### What to produce
Transcribe the listing in full, excluding any pictures.

⁂

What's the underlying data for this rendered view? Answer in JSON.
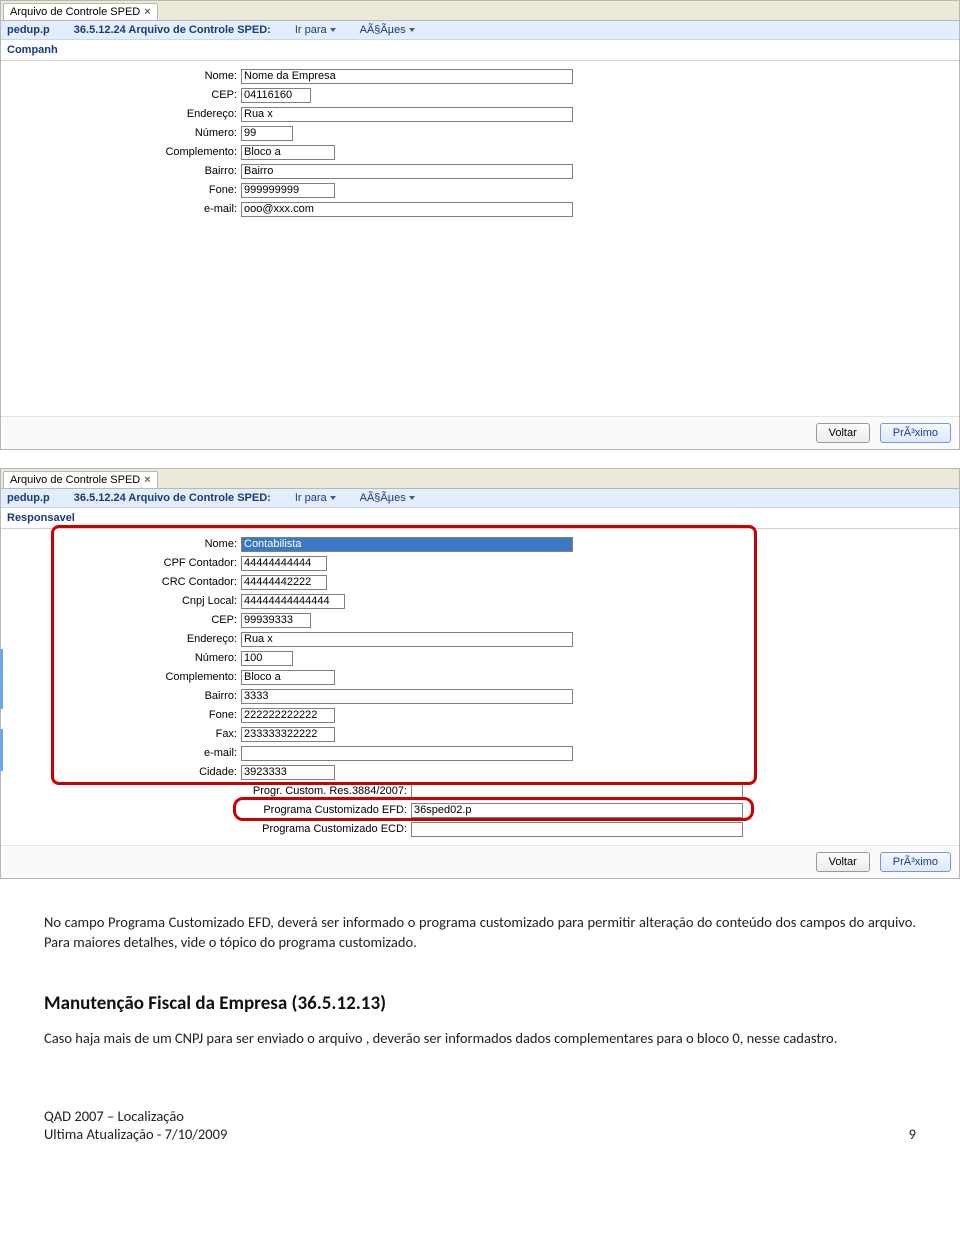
{
  "window1": {
    "tab_label": "Arquivo de Controle SPED",
    "program": "pedup.p",
    "title": "36.5.12.24 Arquivo de Controle SPED:",
    "goto_label": "Ir para",
    "actions_label": "AÃ§Ãµes",
    "section": "Companh",
    "fields": {
      "nome_label": "Nome:",
      "nome_value": "Nome da Empresa",
      "cep_label": "CEP:",
      "cep_value": "04116160",
      "end_label": "Endereço:",
      "end_value": "Rua x",
      "num_label": "Número:",
      "num_value": "99",
      "comp_label": "Complemento:",
      "comp_value": "Bloco a",
      "bairro_label": "Bairro:",
      "bairro_value": "Bairro",
      "fone_label": "Fone:",
      "fone_value": "999999999",
      "email_label": "e-mail:",
      "email_value": "ooo@xxx.com"
    },
    "back_btn": "Voltar",
    "next_btn": "PrÃ³ximo"
  },
  "window2": {
    "tab_label": "Arquivo de Controle SPED",
    "program": "pedup.p",
    "title": "36.5.12.24 Arquivo de Controle SPED:",
    "goto_label": "Ir para",
    "actions_label": "AÃ§Ãµes",
    "section": "Responsavel",
    "fields": {
      "nome_label": "Nome:",
      "nome_value": "Contabilista",
      "cpf_label": "CPF Contador:",
      "cpf_value": "44444444444",
      "crc_label": "CRC Contador:",
      "crc_value": "44444442222",
      "cnpj_label": "Cnpj Local:",
      "cnpj_value": "44444444444444",
      "cep_label": "CEP:",
      "cep_value": "99939333",
      "end_label": "Endereço:",
      "end_value": "Rua x",
      "num_label": "Número:",
      "num_value": "100",
      "comp_label": "Complemento:",
      "comp_value": "Bloco a",
      "bairro_label": "Bairro:",
      "bairro_value": "3333",
      "fone_label": "Fone:",
      "fone_value": "222222222222",
      "fax_label": "Fax:",
      "fax_value": "233333322222",
      "email_label": "e-mail:",
      "email_value": "",
      "cidade_label": "Cidade:",
      "cidade_value": "3923333",
      "progr_label": "Progr. Custom. Res.3884/2007:",
      "progr_value": "",
      "efd_label": "Programa Customizado EFD:",
      "efd_value": "36sped02.p",
      "ecd_label": "Programa Customizado ECD:",
      "ecd_value": ""
    },
    "back_btn": "Voltar",
    "next_btn": "PrÃ³ximo"
  },
  "doc": {
    "p1": "No campo Programa Customizado EFD, deverá ser informado o programa customizado para permitir alteração do conteúdo dos campos do arquivo. Para maiores detalhes, vide o tópico do programa customizado.",
    "h2": "Manutenção Fiscal da Empresa (36.5.12.13)",
    "p2": "Caso haja mais de um CNPJ para ser enviado o arquivo , deverão ser informados dados complementares para o bloco 0, nesse cadastro.",
    "footer_left1": "QAD 2007 – Localização",
    "footer_left2": "Ultima Atualização - 7/10/2009",
    "footer_right": "9"
  }
}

⁂

### Response below
What's the underlying data for this rendered view? Answer in JSON.
{
  "window1": {
    "tab_label": "Arquivo de Controle SPED",
    "program": "pedup.p",
    "title": "36.5.12.24 Arquivo de Controle SPED:",
    "goto_label": "Ir para",
    "actions_label": "AÃ§Ãµes",
    "section": "Companh",
    "fields": {
      "nome_label": "Nome:",
      "nome_value": "Nome da Empresa",
      "cep_label": "CEP:",
      "cep_value": "04116160",
      "end_label": "Endereço:",
      "end_value": "Rua x",
      "num_label": "Número:",
      "num_value": "99",
      "comp_label": "Complemento:",
      "comp_value": "Bloco a",
      "bairro_label": "Bairro:",
      "bairro_value": "Bairro",
      "fone_label": "Fone:",
      "fone_value": "999999999",
      "email_label": "e-mail:",
      "email_value": "ooo@xxx.com"
    },
    "back_btn": "Voltar",
    "next_btn": "PrÃ³ximo"
  },
  "window2": {
    "tab_label": "Arquivo de Controle SPED",
    "program": "pedup.p",
    "title": "36.5.12.24 Arquivo de Controle SPED:",
    "goto_label": "Ir para",
    "actions_label": "AÃ§Ãµes",
    "section": "Responsavel",
    "fields": {
      "nome_label": "Nome:",
      "nome_value": "Contabilista",
      "cpf_label": "CPF Contador:",
      "cpf_value": "44444444444",
      "crc_label": "CRC Contador:",
      "crc_value": "44444442222",
      "cnpj_label": "Cnpj Local:",
      "cnpj_value": "44444444444444",
      "cep_label": "CEP:",
      "cep_value": "99939333",
      "end_label": "Endereço:",
      "end_value": "Rua x",
      "num_label": "Número:",
      "num_value": "100",
      "comp_label": "Complemento:",
      "comp_value": "Bloco a",
      "bairro_label": "Bairro:",
      "bairro_value": "3333",
      "fone_label": "Fone:",
      "fone_value": "222222222222",
      "fax_label": "Fax:",
      "fax_value": "233333322222",
      "email_label": "e-mail:",
      "email_value": "",
      "cidade_label": "Cidade:",
      "cidade_value": "3923333",
      "progr_label": "Progr. Custom. Res.3884/2007:",
      "progr_value": "",
      "efd_label": "Programa Customizado EFD:",
      "efd_value": "36sped02.p",
      "ecd_label": "Programa Customizado ECD:",
      "ecd_value": ""
    },
    "back_btn": "Voltar",
    "next_btn": "PrÃ³ximo"
  },
  "doc": {
    "p1": "No campo Programa Customizado EFD, deverá ser informado o programa customizado para permitir alteração do conteúdo dos campos do arquivo. Para maiores detalhes, vide o tópico do programa customizado.",
    "h2": "Manutenção Fiscal da Empresa (36.5.12.13)",
    "p2": "Caso haja mais de um CNPJ para ser enviado o arquivo , deverão ser informados dados complementares para o bloco 0, nesse cadastro.",
    "footer_left1": "QAD 2007 – Localização",
    "footer_left2": "Ultima Atualização - 7/10/2009",
    "footer_right": "9"
  }
}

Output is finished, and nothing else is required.